■ **Directions for this task**: Convert all the lines below into a numbered list, omitting any blank lines.

■ **Entries supplied**:
* * * *

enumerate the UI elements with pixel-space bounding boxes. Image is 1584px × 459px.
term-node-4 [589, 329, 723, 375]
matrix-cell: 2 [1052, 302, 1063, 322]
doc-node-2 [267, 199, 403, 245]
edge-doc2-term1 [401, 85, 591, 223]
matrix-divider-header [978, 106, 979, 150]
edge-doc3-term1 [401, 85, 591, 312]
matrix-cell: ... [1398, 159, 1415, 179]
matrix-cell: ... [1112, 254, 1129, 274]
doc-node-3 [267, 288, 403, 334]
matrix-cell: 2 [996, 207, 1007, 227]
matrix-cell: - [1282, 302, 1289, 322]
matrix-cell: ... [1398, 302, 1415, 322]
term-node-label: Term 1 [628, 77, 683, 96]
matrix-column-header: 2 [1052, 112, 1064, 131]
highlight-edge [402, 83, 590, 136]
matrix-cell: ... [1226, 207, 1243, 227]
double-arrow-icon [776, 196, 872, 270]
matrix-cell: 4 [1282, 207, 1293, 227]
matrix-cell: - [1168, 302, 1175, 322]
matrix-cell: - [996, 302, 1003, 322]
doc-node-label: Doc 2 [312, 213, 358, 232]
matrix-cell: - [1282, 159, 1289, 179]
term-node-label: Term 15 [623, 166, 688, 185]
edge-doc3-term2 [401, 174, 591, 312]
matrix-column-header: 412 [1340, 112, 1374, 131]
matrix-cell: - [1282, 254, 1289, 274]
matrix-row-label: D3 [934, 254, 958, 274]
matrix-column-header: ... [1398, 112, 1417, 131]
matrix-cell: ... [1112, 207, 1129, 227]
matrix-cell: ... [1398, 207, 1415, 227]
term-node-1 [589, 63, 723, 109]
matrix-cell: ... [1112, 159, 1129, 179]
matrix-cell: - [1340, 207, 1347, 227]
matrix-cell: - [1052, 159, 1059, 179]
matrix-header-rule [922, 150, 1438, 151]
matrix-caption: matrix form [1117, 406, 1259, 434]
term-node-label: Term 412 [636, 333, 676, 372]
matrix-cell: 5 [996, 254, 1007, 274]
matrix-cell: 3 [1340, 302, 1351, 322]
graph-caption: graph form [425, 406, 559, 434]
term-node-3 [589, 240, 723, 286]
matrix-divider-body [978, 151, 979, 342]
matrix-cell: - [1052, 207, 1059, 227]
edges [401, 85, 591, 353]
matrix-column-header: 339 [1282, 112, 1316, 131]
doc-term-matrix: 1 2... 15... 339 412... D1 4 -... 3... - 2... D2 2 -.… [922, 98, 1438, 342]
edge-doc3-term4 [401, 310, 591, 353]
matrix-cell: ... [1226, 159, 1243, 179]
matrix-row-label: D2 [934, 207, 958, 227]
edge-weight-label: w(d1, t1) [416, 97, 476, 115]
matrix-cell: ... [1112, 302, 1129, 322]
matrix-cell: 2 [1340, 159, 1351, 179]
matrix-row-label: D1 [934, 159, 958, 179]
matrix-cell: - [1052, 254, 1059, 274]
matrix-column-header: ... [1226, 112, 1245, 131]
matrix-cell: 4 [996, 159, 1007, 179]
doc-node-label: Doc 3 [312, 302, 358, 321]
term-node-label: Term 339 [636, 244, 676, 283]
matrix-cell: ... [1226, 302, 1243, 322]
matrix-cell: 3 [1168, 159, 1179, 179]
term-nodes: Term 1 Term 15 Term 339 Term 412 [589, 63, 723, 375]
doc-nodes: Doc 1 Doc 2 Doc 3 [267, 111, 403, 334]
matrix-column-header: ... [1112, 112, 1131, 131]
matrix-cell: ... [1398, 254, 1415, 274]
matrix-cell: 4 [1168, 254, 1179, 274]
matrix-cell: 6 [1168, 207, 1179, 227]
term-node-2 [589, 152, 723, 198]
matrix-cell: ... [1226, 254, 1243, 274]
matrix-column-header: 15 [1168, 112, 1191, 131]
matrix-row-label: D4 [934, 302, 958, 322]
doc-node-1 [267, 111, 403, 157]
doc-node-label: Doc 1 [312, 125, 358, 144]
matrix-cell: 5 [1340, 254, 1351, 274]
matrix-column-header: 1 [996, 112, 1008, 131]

* * * *

■ **Answer for this exercise**:
1. enumerate the UI elements with pixel-space bounding boxes. Image is 1584px × 459px.
2. term-node-4 [589, 329, 723, 375]
3. matrix-cell: 2 [1052, 302, 1063, 322]
4. doc-node-2 [267, 199, 403, 245]
5. edge-doc2-term1 [401, 85, 591, 223]
6. matrix-divider-header [978, 106, 979, 150]
7. edge-doc3-term1 [401, 85, 591, 312]
8. matrix-cell: ... [1398, 159, 1415, 179]
9. matrix-cell: ... [1112, 254, 1129, 274]
10. doc-node-3 [267, 288, 403, 334]
11. matrix-cell: 2 [996, 207, 1007, 227]
12. matrix-cell: - [1282, 302, 1289, 322]
13. matrix-cell: ... [1398, 302, 1415, 322]
14. term-node-label: Term 1 [628, 77, 683, 96]
15. matrix-column-header: 2 [1052, 112, 1064, 131]
16. highlight-edge [402, 83, 590, 136]
17. matrix-cell: ... [1226, 207, 1243, 227]
18. double-arrow-icon [776, 196, 872, 270]
19. matrix-cell: 4 [1282, 207, 1293, 227]
20. matrix-cell: - [1168, 302, 1175, 322]
21. matrix-cell: - [996, 302, 1003, 322]
22. doc-node-label: Doc 2 [312, 213, 358, 232]
23. matrix-cell: - [1282, 159, 1289, 179]
24. term-node-label: Term 15 [623, 166, 688, 185]
25. edge-doc3-term2 [401, 174, 591, 312]
26. matrix-column-header: 412 [1340, 112, 1374, 131]
27. matrix-cell: - [1282, 254, 1289, 274]
28. matrix-row-label: D3 [934, 254, 958, 274]
29. matrix-column-header: ... [1398, 112, 1417, 131]
30. matrix-cell: ... [1112, 207, 1129, 227]
31. matrix-cell: ... [1398, 207, 1415, 227]
32. term-node-1 [589, 63, 723, 109]
33. matrix-cell: ... [1112, 159, 1129, 179]
34. matrix-cell: - [1340, 207, 1347, 227]
35. matrix-cell: - [1052, 159, 1059, 179]
36. matrix-header-rule [922, 150, 1438, 151]
37. matrix-caption: matrix form [1117, 406, 1259, 434]
38. term-node-label: Term 412 [636, 333, 676, 372]
39. matrix-cell: 5 [996, 254, 1007, 274]
40. matrix-cell: 3 [1340, 302, 1351, 322]
41. graph-caption: graph form [425, 406, 559, 434]
42. term-node-3 [589, 240, 723, 286]
43. matrix-divider-body [978, 151, 979, 342]
44. matrix-cell: - [1052, 207, 1059, 227]
45. edges [401, 85, 591, 353]
46. matrix-column-header: 339 [1282, 112, 1316, 131]
47. doc-term-matrix: 1 2... 15... 339 412... D1 4 -... 3... - 2... D2 2 -.… [922, 98, 1438, 342]
48. edge-doc3-term4 [401, 310, 591, 353]
49. matrix-cell: ... [1226, 159, 1243, 179]
50. matrix-row-label: D2 [934, 207, 958, 227]
51. edge-weight-label: w(d1, t1) [416, 97, 476, 115]
52. matrix-cell: ... [1112, 302, 1129, 322]
53. matrix-cell: 2 [1340, 159, 1351, 179]
54. matrix-row-label: D1 [934, 159, 958, 179]
55. matrix-cell: - [1052, 254, 1059, 274]
56. matrix-column-header: ... [1226, 112, 1245, 131]
57. matrix-cell: 4 [996, 159, 1007, 179]
58. doc-node-label: Doc 3 [312, 302, 358, 321]
59. term-node-label: Term 339 [636, 244, 676, 283]
60. matrix-cell: ... [1226, 302, 1243, 322]
61. matrix-cell: 3 [1168, 159, 1179, 179]
62. term-nodes: Term 1 Term 15 Term 339 Term 412 [589, 63, 723, 375]
63. doc-nodes: Doc 1 Doc 2 Doc 3 [267, 111, 403, 334]
64. matrix-column-header: ... [1112, 112, 1131, 131]
65. matrix-cell: ... [1398, 254, 1415, 274]
66. matrix-cell: 4 [1168, 254, 1179, 274]
67. matrix-cell: 6 [1168, 207, 1179, 227]
68. term-node-2 [589, 152, 723, 198]
69. matrix-cell: ... [1226, 254, 1243, 274]
70. matrix-column-header: 15 [1168, 112, 1191, 131]
71. matrix-row-label: D4 [934, 302, 958, 322]
72. doc-node-1 [267, 111, 403, 157]
73. doc-node-label: Doc 1 [312, 125, 358, 144]
74. matrix-cell: 5 [1340, 254, 1351, 274]
75. matrix-column-header: 1 [996, 112, 1008, 131]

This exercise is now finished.